-- begin --

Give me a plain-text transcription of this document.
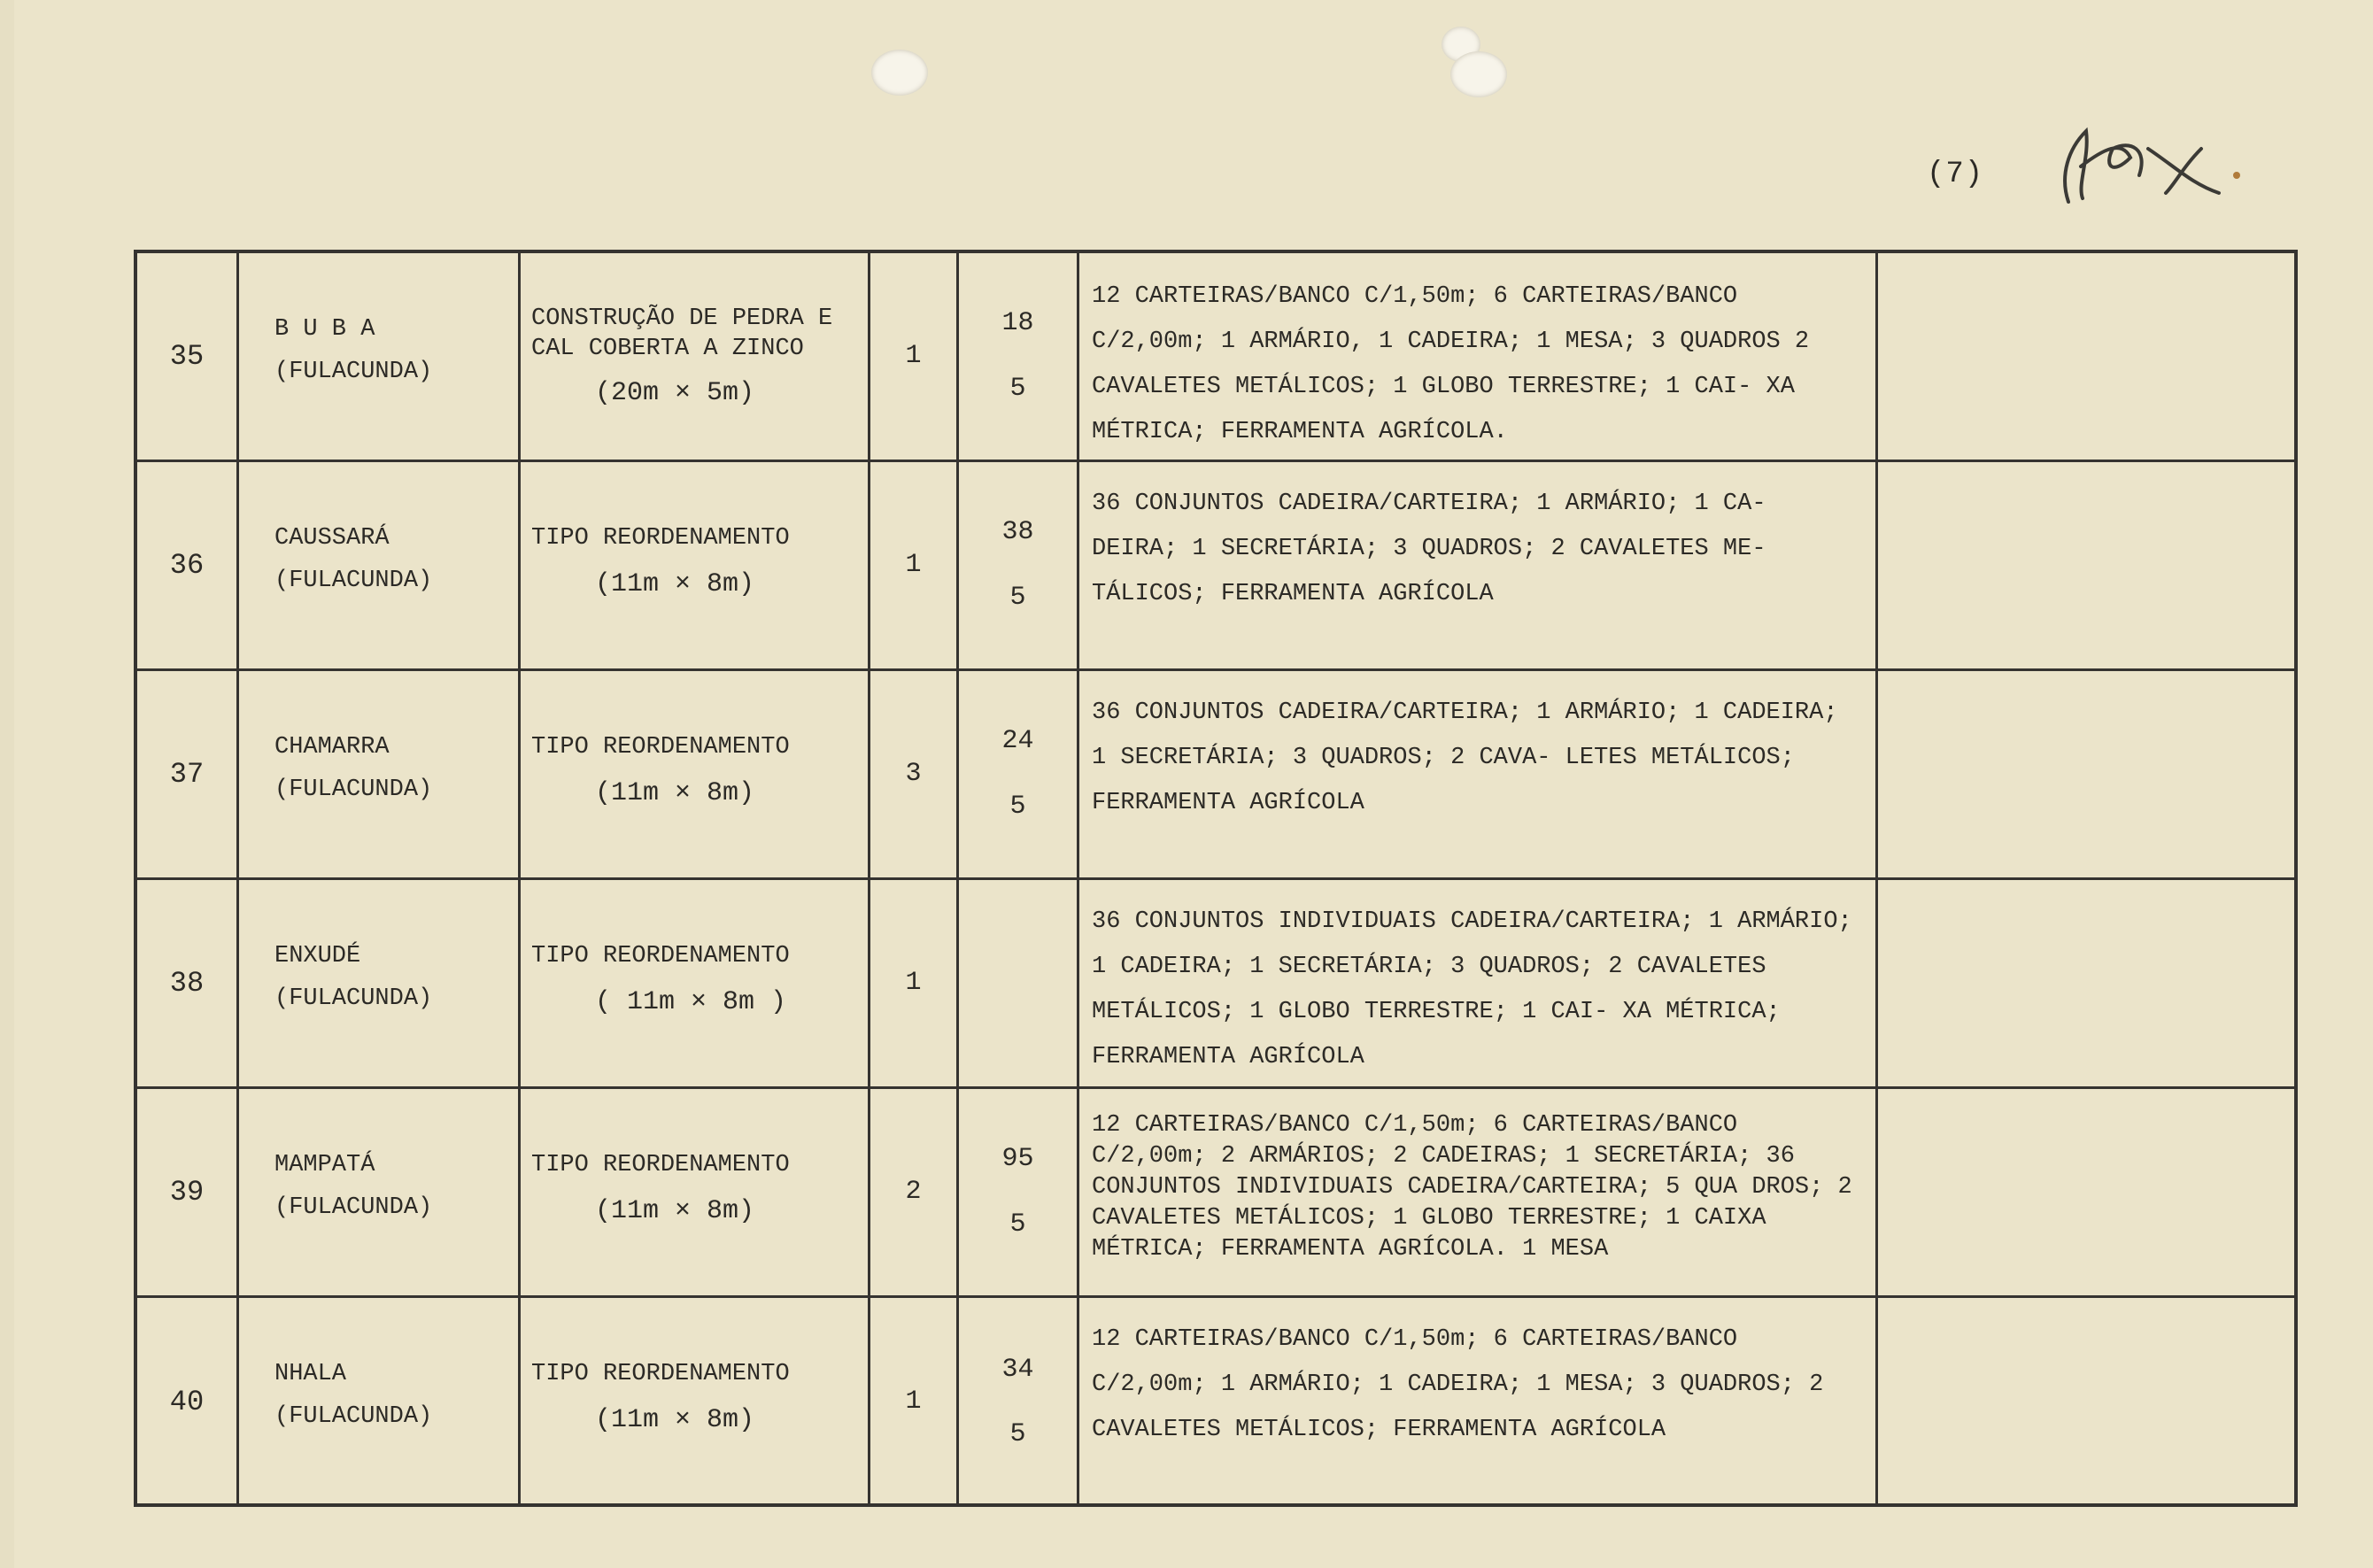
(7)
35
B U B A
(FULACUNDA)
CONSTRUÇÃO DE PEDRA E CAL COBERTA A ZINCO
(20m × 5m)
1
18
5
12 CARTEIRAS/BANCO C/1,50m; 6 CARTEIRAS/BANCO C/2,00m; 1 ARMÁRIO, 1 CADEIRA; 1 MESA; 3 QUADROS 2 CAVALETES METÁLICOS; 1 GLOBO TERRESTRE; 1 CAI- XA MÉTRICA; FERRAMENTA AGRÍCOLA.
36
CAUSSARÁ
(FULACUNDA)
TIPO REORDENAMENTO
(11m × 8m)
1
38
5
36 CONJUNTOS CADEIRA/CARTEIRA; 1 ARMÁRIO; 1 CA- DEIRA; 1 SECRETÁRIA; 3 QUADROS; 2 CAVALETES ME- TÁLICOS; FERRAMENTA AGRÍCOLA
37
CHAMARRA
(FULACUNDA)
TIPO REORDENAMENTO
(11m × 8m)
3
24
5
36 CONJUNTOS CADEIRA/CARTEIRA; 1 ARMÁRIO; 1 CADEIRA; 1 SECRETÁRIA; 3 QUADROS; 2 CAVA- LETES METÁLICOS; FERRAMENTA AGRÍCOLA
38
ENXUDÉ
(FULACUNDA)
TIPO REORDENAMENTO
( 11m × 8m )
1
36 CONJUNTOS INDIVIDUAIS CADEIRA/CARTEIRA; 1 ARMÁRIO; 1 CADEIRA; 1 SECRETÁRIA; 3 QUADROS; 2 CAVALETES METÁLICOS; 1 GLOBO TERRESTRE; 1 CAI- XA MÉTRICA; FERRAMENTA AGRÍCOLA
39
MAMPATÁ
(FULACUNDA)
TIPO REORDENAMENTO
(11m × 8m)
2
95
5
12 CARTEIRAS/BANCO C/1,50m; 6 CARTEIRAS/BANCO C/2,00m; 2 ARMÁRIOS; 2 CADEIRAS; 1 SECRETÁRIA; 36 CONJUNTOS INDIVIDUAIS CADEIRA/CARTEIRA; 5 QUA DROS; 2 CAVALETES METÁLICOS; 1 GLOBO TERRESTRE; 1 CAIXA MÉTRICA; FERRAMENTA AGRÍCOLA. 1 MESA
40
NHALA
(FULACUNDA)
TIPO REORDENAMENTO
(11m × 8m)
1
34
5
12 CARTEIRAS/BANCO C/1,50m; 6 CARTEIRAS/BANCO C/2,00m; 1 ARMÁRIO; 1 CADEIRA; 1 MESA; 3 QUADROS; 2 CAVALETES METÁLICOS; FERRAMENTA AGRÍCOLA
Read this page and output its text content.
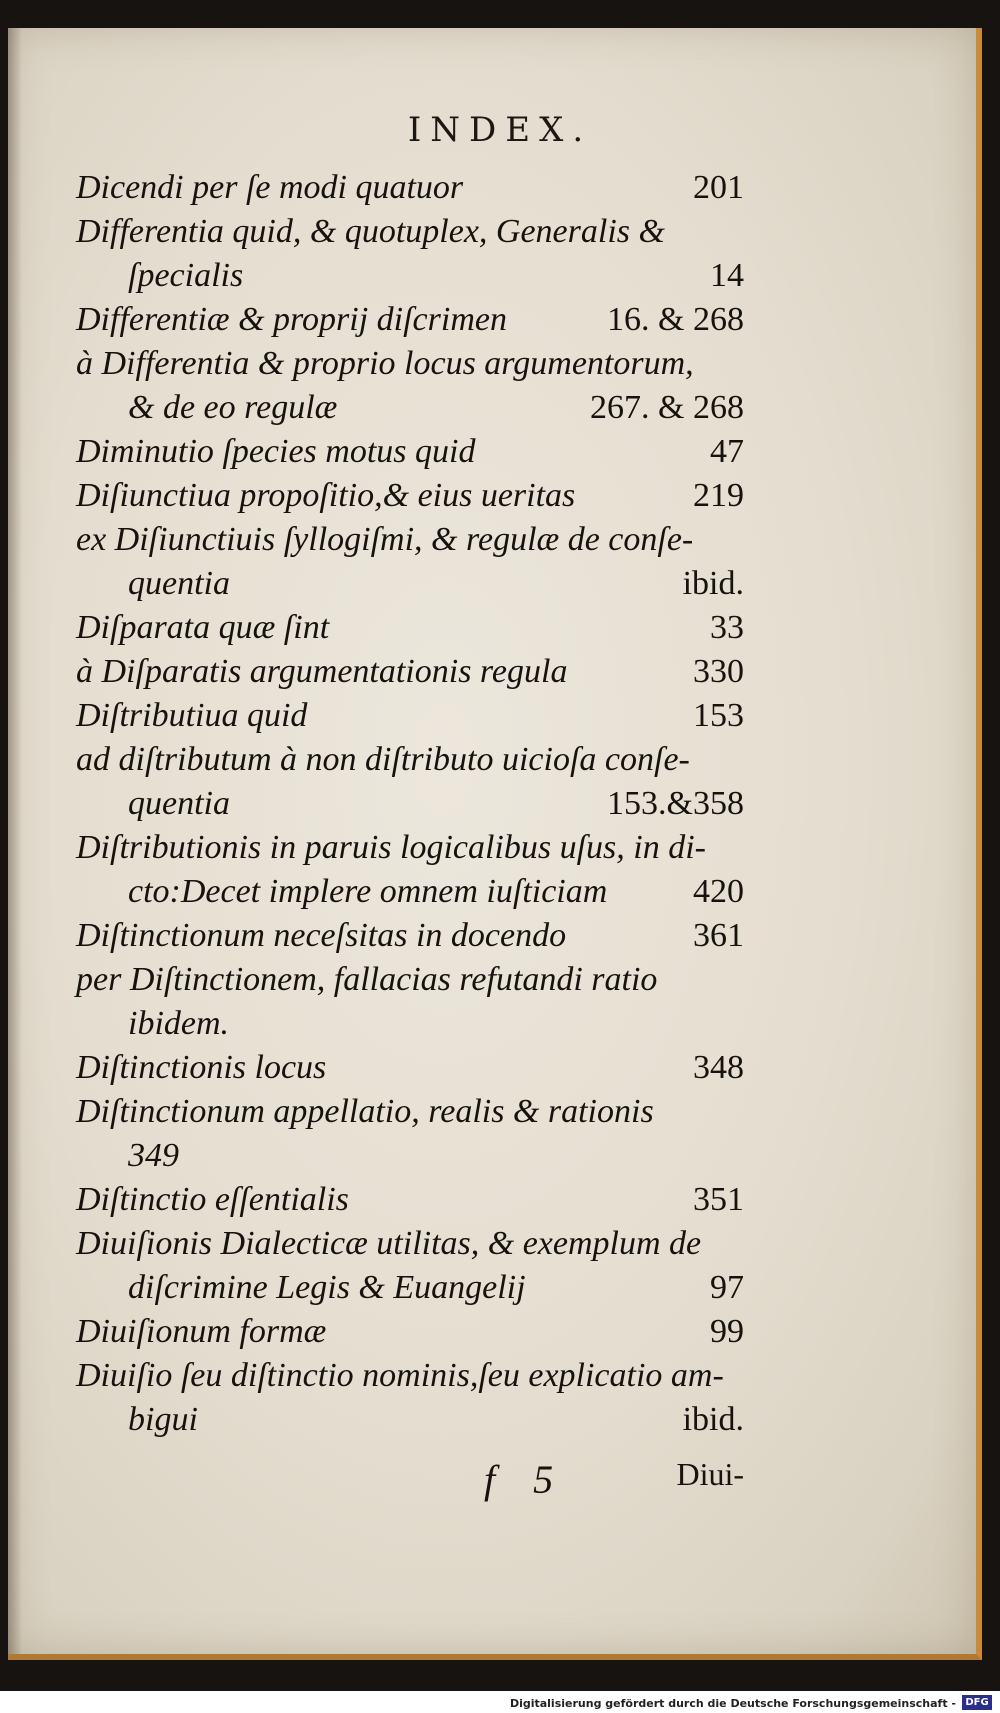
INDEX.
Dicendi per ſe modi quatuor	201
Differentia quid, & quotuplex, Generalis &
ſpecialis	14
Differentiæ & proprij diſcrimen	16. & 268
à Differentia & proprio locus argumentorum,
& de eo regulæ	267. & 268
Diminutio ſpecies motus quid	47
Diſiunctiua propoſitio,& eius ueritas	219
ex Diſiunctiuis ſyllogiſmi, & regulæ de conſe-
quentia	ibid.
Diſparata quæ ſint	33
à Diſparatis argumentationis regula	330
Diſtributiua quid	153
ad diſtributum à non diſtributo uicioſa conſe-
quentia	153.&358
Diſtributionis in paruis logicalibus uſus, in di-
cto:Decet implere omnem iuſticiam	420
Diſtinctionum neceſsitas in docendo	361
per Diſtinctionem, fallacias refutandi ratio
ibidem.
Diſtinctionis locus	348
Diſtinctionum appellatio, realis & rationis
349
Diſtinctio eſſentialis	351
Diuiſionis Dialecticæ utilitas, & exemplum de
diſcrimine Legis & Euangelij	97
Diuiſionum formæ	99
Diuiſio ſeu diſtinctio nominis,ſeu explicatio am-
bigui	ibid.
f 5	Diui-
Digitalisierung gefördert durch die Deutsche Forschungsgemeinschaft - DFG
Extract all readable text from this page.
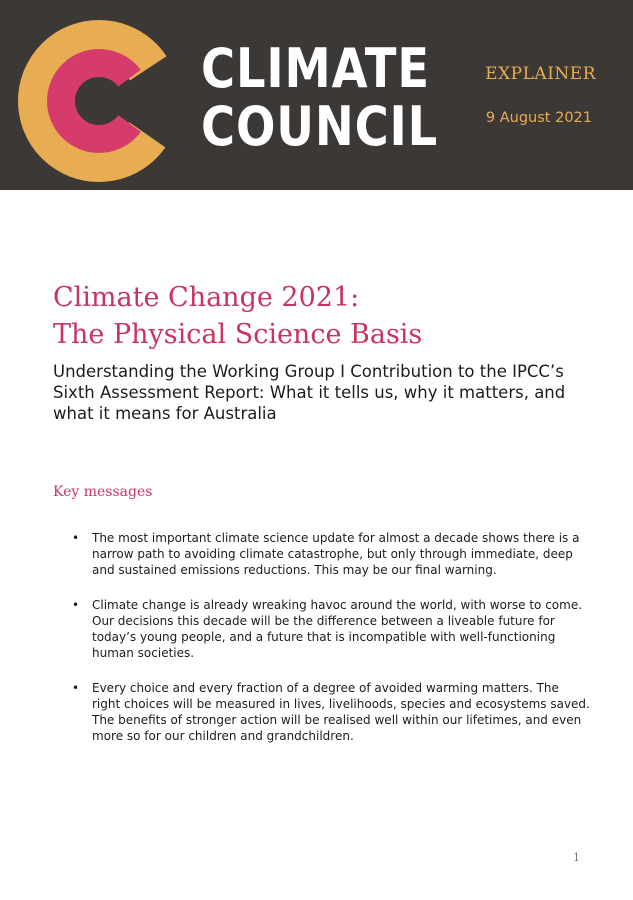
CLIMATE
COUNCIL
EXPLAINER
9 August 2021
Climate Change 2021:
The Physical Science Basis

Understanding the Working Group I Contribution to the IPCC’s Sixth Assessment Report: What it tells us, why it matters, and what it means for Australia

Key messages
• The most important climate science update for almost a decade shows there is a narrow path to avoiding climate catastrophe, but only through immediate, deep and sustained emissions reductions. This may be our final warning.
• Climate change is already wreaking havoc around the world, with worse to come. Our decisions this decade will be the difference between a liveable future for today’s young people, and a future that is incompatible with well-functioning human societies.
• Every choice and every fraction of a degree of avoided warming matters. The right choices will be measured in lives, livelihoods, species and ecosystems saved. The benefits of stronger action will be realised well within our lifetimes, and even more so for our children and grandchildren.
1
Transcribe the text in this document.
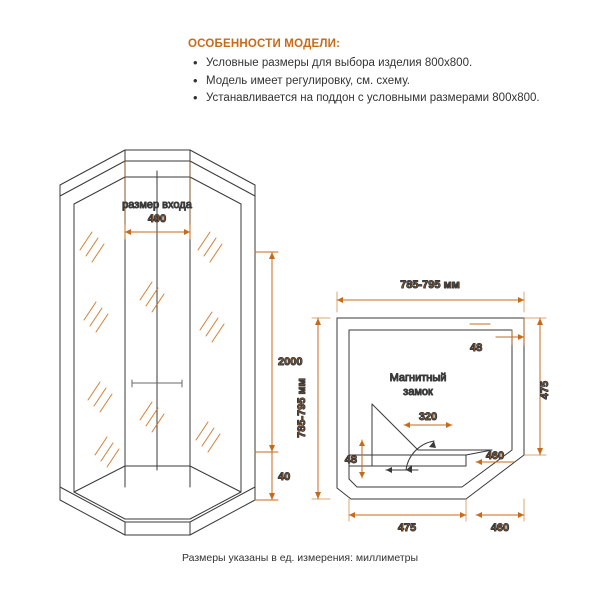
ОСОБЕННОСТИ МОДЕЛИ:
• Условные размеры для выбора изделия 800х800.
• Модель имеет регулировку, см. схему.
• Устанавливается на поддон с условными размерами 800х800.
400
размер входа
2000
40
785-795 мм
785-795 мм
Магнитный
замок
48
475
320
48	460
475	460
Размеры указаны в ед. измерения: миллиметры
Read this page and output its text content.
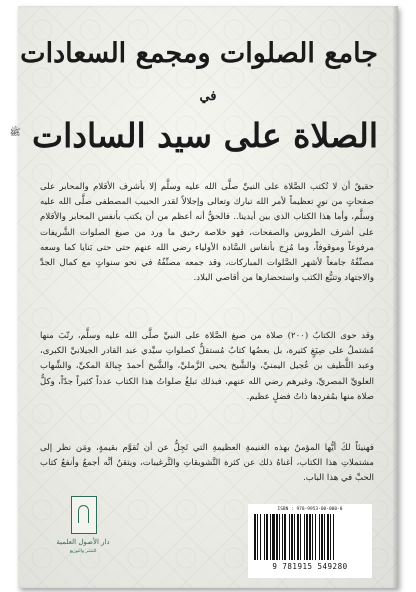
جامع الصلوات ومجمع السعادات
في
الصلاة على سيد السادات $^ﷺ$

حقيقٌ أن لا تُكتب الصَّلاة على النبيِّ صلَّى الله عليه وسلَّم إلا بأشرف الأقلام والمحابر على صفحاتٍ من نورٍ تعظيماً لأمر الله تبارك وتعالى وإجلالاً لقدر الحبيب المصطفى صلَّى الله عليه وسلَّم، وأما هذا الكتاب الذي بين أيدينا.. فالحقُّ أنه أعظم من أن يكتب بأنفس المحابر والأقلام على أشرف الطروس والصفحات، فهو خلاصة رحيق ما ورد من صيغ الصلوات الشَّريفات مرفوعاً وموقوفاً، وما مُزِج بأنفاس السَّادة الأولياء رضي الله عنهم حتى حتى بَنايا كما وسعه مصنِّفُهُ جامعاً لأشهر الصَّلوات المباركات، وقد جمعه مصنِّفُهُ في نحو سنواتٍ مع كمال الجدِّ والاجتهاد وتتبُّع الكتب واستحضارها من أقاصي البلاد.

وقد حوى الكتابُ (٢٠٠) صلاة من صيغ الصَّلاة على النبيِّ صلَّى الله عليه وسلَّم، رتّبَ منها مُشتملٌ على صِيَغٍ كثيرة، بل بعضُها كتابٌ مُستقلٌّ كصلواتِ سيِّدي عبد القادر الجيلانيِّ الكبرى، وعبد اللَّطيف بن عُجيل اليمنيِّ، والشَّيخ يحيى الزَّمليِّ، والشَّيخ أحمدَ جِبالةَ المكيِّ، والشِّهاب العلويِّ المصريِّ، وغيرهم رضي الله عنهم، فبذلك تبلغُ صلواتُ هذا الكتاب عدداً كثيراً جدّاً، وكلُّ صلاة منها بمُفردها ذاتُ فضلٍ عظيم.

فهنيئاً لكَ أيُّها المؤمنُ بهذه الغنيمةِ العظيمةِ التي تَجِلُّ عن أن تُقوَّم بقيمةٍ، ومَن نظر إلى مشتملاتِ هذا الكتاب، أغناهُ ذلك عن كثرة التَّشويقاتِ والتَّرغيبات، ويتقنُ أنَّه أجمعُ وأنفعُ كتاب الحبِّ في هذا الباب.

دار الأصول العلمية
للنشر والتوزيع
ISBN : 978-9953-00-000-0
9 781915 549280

-- end --

Work to be completed —
Copy out each line in the listing that has the word "Diſtinctionum".

Exercise result —
Diſtinctionum neceſsitas in docendo	361
Diſtinctionum appellatio, realis & rationis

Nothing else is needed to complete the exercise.